┏━━
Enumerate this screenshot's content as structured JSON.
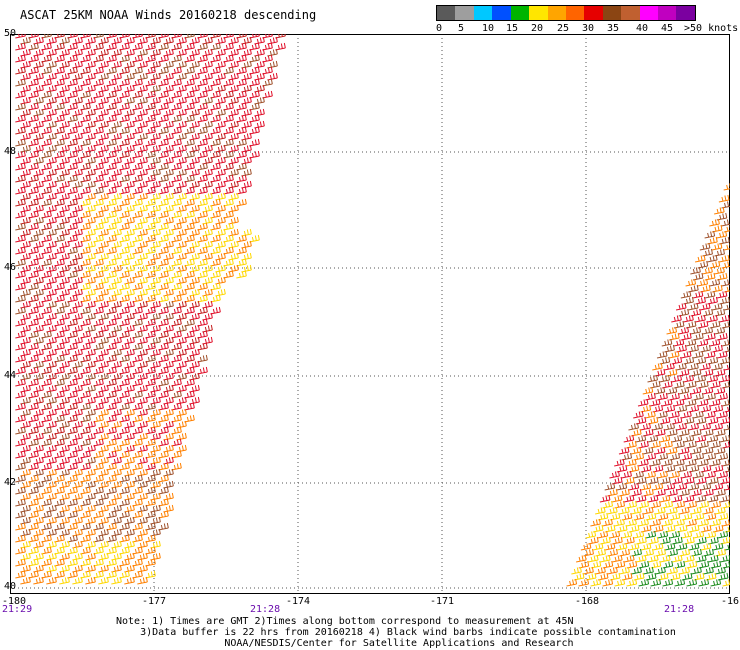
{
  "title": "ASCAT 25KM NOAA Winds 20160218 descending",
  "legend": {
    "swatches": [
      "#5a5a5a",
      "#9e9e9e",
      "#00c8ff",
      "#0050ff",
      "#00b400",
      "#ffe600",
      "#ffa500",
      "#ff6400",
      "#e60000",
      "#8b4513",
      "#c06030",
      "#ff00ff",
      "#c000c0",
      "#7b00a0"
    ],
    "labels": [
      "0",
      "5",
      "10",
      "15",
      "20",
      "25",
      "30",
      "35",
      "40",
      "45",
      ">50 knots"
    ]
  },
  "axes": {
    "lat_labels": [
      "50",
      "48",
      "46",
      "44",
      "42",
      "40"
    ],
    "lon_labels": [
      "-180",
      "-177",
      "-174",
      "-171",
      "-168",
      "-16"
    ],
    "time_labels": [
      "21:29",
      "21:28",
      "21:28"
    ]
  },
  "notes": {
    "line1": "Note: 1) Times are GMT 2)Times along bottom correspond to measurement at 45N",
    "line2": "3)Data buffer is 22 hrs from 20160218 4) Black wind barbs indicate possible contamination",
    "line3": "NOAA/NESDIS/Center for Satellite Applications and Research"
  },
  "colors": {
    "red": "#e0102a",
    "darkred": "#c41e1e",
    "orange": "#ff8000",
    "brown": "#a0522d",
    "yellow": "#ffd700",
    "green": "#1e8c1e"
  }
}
┗━━
Take each line of the material that contains the word "NOAA" and list it.

Answer in full:
  "title": "ASCAT 25KM NOAA Winds 20160218 descending",
    "line3": "NOAA/NESDIS/Center for Satellite Applications and Research"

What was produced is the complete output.